▼

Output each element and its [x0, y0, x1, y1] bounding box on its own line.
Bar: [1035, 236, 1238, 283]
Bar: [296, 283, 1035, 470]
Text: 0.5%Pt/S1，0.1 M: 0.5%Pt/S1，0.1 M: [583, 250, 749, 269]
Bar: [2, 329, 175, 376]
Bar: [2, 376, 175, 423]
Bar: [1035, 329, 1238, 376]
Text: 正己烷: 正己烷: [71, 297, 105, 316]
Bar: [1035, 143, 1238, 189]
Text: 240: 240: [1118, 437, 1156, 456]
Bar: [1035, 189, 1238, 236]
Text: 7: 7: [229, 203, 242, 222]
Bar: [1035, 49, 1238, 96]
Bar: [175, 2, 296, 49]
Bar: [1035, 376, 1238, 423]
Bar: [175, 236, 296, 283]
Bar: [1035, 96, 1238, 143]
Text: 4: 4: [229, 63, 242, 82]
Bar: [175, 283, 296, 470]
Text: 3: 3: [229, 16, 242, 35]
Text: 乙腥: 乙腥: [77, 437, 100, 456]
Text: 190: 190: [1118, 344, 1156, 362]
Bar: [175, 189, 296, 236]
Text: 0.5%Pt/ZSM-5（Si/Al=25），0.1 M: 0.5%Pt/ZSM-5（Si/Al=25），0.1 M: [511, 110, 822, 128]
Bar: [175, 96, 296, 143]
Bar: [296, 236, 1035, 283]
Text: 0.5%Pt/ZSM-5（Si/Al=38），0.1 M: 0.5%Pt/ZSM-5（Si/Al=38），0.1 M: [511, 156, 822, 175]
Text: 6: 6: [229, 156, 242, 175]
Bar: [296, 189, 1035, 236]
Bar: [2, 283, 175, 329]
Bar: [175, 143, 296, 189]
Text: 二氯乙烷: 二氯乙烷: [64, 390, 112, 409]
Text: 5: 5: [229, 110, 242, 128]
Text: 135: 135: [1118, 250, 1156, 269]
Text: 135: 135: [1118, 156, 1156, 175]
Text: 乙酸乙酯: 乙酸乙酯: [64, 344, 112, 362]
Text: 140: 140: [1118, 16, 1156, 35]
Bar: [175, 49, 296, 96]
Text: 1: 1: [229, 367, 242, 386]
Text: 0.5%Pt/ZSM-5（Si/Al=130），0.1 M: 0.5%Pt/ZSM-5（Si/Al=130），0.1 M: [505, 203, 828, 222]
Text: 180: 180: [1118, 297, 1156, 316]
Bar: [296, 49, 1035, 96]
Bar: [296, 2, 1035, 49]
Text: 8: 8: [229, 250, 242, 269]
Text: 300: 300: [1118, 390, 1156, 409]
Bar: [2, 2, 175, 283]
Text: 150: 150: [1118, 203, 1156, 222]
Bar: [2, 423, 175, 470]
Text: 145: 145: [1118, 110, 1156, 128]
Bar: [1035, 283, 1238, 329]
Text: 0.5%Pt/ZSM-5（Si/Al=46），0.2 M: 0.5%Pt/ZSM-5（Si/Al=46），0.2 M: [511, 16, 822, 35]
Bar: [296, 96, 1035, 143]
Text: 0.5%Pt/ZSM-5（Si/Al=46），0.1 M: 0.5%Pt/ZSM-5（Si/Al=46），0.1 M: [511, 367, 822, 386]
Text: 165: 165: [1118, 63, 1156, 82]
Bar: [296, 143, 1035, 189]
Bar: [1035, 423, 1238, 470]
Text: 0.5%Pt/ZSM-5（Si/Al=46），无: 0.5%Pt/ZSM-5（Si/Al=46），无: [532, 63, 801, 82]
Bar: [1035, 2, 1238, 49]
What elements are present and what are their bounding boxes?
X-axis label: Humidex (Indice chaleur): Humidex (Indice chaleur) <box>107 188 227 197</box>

▲

● YOUR GOAL:
Output every line from the first one through the line containing "Bar: [175, 2, 296, 49]", inclusive, as a Markdown table with the columns Row and Line, omitting any blank lines.

● FINISHED TASK:
| Row | Line |
|---|---|
| 1 | Output each element and its [x0, y0, x1, y1] bounding box on its own line. |
| 2 | Bar: [1035, 236, 1238, 283] |
| 3 | Bar: [296, 283, 1035, 470] |
| 4 | Text: 0.5%Pt/S1，0.1 M: 0.5%Pt/S1，0.1 M: [583, 250, 749, 269] |
| 5 | Bar: [2, 329, 175, 376] |
| 6 | Bar: [2, 376, 175, 423] |
| 7 | Bar: [1035, 329, 1238, 376] |
| 8 | Text: 正己烷: 正己烷: [71, 297, 105, 316] |
| 9 | Bar: [1035, 143, 1238, 189] |
| 10 | Text: 240: 240: [1118, 437, 1156, 456] |
| 11 | Bar: [1035, 189, 1238, 236] |
| 12 | Text: 7: 7: [229, 203, 242, 222] |
| 13 | Bar: [1035, 49, 1238, 96] |
| 14 | Bar: [175, 2, 296, 49] |